*What this task involves*. Give the number of lines in the entries that contain "dots". State only the count.

*Raw records*.
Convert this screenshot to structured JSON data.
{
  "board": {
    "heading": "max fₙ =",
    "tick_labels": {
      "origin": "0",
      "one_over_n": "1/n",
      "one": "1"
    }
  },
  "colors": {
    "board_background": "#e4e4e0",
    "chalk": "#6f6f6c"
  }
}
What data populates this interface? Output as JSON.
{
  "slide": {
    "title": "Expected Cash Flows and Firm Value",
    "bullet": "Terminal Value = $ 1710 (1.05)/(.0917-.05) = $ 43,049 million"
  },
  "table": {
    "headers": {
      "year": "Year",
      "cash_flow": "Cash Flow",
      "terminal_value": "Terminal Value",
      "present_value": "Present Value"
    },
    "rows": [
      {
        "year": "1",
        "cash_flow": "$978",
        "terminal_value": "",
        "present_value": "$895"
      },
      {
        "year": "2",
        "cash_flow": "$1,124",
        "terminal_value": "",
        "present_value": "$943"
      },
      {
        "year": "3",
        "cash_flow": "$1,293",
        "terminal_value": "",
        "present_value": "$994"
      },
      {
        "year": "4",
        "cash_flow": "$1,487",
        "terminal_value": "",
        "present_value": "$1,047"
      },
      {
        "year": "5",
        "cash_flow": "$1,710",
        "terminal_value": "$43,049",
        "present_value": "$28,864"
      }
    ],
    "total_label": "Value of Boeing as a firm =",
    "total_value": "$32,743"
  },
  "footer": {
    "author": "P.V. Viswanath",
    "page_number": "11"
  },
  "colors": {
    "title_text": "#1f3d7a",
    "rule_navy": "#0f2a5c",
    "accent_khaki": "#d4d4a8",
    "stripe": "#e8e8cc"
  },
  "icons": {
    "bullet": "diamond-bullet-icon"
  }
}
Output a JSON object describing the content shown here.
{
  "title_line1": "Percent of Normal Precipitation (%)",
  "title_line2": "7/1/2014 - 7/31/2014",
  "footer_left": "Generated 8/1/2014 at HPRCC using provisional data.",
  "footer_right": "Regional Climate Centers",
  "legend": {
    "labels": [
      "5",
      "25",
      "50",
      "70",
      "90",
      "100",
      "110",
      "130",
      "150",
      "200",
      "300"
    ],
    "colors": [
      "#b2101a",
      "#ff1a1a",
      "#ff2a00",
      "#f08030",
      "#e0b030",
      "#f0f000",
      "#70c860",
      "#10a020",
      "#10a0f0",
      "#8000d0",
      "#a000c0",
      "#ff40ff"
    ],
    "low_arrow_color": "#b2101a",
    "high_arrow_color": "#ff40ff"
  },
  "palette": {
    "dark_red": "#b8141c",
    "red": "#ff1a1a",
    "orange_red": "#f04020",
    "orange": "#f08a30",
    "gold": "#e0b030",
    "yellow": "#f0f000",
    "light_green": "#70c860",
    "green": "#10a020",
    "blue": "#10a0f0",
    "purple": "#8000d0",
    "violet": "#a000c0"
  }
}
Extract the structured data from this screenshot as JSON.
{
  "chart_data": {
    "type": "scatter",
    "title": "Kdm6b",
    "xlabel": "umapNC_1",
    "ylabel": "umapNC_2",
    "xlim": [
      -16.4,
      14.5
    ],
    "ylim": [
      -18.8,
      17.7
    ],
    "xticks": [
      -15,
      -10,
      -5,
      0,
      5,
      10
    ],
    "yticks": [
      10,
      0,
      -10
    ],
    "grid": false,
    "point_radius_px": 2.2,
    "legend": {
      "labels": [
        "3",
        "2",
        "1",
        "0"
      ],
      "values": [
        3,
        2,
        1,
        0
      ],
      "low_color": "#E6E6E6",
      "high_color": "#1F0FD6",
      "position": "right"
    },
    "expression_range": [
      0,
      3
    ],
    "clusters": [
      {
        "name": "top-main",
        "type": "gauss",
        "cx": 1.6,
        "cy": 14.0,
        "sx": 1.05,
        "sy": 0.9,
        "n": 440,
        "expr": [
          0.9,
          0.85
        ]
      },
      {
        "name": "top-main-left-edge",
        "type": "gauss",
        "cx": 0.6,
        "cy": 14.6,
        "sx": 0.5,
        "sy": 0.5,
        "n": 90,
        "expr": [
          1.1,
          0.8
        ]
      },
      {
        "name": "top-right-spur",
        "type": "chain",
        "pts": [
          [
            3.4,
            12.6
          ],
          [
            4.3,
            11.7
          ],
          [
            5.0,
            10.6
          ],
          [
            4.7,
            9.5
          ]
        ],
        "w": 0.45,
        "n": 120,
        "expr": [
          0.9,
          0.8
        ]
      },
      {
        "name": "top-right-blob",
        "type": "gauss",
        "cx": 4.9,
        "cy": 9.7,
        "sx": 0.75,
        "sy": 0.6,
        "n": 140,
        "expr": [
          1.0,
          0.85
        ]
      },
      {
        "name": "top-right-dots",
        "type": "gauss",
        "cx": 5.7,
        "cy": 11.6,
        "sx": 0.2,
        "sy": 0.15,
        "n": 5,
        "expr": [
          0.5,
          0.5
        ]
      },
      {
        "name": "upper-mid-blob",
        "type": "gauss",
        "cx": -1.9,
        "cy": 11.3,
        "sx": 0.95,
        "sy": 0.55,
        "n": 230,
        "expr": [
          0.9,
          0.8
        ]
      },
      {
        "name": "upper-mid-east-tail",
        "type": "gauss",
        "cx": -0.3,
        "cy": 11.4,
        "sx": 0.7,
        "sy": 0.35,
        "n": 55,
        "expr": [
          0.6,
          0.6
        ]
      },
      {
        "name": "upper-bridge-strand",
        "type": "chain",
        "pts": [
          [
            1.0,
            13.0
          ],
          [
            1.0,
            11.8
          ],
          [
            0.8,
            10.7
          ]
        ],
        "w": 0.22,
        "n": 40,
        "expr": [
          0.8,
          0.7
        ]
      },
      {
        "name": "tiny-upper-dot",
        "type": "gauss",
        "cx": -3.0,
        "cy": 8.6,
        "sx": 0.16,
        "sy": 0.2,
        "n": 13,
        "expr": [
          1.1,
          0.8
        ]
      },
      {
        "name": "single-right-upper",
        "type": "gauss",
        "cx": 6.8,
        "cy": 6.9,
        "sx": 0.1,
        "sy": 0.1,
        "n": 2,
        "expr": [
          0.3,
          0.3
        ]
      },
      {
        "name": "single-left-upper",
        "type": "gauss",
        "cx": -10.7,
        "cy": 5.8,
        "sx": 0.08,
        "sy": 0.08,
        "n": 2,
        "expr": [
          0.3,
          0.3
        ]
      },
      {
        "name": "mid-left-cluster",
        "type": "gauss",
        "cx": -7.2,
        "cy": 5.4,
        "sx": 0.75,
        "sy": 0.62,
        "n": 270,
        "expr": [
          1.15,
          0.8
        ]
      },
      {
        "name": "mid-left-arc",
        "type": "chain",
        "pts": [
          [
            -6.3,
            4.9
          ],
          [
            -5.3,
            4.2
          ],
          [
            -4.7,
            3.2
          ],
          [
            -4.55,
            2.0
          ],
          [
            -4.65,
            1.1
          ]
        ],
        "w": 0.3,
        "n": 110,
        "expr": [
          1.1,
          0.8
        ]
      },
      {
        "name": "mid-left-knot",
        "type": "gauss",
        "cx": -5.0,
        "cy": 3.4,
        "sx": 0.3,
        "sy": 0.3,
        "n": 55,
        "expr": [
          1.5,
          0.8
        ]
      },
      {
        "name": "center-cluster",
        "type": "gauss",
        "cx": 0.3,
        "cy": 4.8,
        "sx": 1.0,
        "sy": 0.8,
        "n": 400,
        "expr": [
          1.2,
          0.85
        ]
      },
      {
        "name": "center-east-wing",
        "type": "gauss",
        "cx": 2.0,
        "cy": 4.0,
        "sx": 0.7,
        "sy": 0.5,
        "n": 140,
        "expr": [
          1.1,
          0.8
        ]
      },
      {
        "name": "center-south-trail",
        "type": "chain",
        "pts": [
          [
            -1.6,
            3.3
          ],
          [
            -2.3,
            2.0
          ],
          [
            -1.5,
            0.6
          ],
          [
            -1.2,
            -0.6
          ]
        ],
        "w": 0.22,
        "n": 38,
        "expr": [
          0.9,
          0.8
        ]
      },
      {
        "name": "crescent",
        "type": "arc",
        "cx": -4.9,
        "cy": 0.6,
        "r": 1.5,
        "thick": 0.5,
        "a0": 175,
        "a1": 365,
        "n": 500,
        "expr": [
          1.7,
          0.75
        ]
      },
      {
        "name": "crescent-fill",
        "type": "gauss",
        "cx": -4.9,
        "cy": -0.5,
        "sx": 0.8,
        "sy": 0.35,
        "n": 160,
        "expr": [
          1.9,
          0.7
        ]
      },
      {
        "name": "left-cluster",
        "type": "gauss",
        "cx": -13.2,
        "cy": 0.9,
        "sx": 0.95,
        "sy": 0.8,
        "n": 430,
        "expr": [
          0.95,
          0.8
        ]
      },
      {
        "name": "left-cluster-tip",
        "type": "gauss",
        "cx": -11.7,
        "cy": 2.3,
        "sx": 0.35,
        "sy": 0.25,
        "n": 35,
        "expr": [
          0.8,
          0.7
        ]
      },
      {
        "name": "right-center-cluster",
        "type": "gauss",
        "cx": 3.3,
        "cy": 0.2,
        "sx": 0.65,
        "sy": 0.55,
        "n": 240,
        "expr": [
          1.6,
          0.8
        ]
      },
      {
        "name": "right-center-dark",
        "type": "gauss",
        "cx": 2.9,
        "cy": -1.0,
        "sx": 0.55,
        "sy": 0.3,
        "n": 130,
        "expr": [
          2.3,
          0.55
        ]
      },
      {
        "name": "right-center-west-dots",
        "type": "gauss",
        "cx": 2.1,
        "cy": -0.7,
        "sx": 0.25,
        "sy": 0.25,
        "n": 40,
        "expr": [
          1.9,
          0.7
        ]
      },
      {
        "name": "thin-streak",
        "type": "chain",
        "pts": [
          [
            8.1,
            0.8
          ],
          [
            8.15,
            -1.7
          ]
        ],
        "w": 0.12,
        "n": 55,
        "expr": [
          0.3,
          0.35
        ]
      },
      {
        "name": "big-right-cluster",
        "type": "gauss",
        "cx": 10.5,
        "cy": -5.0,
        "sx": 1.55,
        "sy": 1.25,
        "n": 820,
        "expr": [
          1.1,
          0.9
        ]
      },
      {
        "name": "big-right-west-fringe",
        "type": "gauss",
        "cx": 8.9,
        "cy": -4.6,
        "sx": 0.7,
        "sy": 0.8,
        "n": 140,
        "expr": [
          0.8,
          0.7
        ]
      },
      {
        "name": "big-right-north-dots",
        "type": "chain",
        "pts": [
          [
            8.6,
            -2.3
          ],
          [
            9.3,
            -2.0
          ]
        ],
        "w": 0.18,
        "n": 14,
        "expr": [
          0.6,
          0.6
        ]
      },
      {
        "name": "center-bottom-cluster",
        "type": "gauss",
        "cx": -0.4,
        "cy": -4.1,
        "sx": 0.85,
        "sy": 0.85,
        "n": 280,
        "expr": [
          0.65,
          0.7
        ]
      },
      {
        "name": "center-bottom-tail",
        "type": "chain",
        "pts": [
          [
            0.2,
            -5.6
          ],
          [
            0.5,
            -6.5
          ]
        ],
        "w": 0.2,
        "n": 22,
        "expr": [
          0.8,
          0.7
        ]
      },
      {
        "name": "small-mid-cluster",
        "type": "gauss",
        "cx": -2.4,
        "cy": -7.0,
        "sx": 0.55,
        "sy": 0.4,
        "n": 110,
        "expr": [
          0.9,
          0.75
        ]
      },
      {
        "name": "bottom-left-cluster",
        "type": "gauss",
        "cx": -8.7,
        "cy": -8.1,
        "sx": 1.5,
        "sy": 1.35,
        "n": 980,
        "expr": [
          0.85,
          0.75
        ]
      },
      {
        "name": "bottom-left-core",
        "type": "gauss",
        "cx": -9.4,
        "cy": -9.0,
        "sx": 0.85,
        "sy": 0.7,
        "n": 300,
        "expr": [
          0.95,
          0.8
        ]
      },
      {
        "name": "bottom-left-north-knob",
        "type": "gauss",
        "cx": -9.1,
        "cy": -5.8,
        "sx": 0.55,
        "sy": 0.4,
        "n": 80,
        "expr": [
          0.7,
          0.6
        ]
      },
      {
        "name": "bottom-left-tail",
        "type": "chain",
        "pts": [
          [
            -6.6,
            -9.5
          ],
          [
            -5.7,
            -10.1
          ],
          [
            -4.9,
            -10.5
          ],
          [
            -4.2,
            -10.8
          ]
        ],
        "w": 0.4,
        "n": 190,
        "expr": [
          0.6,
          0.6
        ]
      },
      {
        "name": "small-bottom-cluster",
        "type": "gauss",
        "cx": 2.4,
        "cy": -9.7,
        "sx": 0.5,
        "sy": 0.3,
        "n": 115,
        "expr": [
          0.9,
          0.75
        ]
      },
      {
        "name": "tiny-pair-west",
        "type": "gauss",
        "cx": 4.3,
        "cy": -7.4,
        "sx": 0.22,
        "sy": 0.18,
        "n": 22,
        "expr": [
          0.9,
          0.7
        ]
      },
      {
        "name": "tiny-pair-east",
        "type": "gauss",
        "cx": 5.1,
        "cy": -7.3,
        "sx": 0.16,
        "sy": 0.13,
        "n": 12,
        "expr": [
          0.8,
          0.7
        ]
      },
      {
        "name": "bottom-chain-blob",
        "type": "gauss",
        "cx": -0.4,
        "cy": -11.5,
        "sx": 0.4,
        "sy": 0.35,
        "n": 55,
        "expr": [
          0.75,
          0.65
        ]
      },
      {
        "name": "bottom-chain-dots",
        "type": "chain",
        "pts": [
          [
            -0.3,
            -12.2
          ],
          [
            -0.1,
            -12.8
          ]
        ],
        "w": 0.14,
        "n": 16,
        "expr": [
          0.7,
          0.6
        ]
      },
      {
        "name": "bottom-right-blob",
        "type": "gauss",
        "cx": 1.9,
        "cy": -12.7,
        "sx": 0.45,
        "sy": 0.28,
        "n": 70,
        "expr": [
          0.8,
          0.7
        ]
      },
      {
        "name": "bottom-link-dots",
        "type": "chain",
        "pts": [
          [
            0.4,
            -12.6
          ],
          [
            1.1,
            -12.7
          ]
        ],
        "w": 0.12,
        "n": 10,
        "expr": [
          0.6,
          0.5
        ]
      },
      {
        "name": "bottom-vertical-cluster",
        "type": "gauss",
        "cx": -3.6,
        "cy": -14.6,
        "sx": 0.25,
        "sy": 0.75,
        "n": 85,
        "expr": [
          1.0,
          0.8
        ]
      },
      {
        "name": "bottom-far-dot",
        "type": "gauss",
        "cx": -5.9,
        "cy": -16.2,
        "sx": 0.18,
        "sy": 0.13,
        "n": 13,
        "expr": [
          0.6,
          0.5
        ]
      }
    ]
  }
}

*The reply*. 5